- _What you have to do_
Read the records and write them out again exactly.

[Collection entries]
.....
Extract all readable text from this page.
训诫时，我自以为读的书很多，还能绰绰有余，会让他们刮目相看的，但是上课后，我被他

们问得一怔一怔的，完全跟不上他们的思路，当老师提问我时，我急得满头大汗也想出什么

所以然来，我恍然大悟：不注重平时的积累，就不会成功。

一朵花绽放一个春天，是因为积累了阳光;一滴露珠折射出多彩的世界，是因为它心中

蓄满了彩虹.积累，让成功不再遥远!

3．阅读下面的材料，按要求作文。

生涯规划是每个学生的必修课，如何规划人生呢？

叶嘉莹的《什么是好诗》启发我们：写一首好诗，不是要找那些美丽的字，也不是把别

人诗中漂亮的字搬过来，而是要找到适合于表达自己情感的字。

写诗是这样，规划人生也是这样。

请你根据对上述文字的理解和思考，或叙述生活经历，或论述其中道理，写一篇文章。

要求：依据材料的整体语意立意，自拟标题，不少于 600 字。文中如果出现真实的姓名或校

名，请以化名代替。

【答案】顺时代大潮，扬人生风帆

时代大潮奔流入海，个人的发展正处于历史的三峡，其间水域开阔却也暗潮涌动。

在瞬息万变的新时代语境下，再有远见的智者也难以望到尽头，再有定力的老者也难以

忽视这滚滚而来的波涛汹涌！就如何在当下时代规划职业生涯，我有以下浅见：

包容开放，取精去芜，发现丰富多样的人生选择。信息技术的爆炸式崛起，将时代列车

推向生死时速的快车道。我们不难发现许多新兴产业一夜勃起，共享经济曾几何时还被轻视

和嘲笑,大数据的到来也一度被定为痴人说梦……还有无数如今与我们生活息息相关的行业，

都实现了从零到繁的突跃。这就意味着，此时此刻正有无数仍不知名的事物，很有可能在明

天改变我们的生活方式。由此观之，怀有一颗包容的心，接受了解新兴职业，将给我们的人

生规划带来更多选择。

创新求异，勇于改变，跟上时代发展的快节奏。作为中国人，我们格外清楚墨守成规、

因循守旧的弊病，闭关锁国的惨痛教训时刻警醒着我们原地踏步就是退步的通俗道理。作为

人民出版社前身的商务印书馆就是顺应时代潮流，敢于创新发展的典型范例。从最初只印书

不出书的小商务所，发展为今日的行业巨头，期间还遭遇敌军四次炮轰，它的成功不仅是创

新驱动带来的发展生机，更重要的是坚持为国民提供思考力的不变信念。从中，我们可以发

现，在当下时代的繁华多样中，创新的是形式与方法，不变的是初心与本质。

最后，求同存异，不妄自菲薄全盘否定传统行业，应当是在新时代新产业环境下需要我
.....
- _Solution to this exercise_
Extract all readable text from this page.
训诫时，我自以为读的书很多，还能绰绰有余，会让他们刮目相看的，但是上课后，我被他

们问得一怔一怔的，完全跟不上他们的思路，当老师提问我时，我急得满头大汗也想出什么

所以然来，我恍然大悟：不注重平时的积累，就不会成功。

一朵花绽放一个春天，是因为积累了阳光;一滴露珠折射出多彩的世界，是因为它心中

蓄满了彩虹.积累，让成功不再遥远!

3．阅读下面的材料，按要求作文。

生涯规划是每个学生的必修课，如何规划人生呢？

叶嘉莹的《什么是好诗》启发我们：写一首好诗，不是要找那些美丽的字，也不是把别

人诗中漂亮的字搬过来，而是要找到适合于表达自己情感的字。

写诗是这样，规划人生也是这样。

请你根据对上述文字的理解和思考，或叙述生活经历，或论述其中道理，写一篇文章。

要求：依据材料的整体语意立意，自拟标题，不少于 600 字。文中如果出现真实的姓名或校

名，请以化名代替。

【答案】顺时代大潮，扬人生风帆

时代大潮奔流入海，个人的发展正处于历史的三峡，其间水域开阔却也暗潮涌动。

在瞬息万变的新时代语境下，再有远见的智者也难以望到尽头，再有定力的老者也难以

忽视这滚滚而来的波涛汹涌！就如何在当下时代规划职业生涯，我有以下浅见：

包容开放，取精去芜，发现丰富多样的人生选择。信息技术的爆炸式崛起，将时代列车

推向生死时速的快车道。我们不难发现许多新兴产业一夜勃起，共享经济曾几何时还被轻视

和嘲笑,大数据的到来也一度被定为痴人说梦……还有无数如今与我们生活息息相关的行业，

都实现了从零到繁的突跃。这就意味着，此时此刻正有无数仍不知名的事物，很有可能在明

天改变我们的生活方式。由此观之，怀有一颗包容的心，接受了解新兴职业，将给我们的人

生规划带来更多选择。

创新求异，勇于改变，跟上时代发展的快节奏。作为中国人，我们格外清楚墨守成规、

因循守旧的弊病，闭关锁国的惨痛教训时刻警醒着我们原地踏步就是退步的通俗道理。作为

人民出版社前身的商务印书馆就是顺应时代潮流，敢于创新发展的典型范例。从最初只印书

不出书的小商务所，发展为今日的行业巨头，期间还遭遇敌军四次炮轰，它的成功不仅是创

新驱动带来的发展生机，更重要的是坚持为国民提供思考力的不变信念。从中，我们可以发

现，在当下时代的繁华多样中，创新的是形式与方法，不变的是初心与本质。

最后，求同存异，不妄自菲薄全盘否定传统行业，应当是在新时代新产业环境下需要我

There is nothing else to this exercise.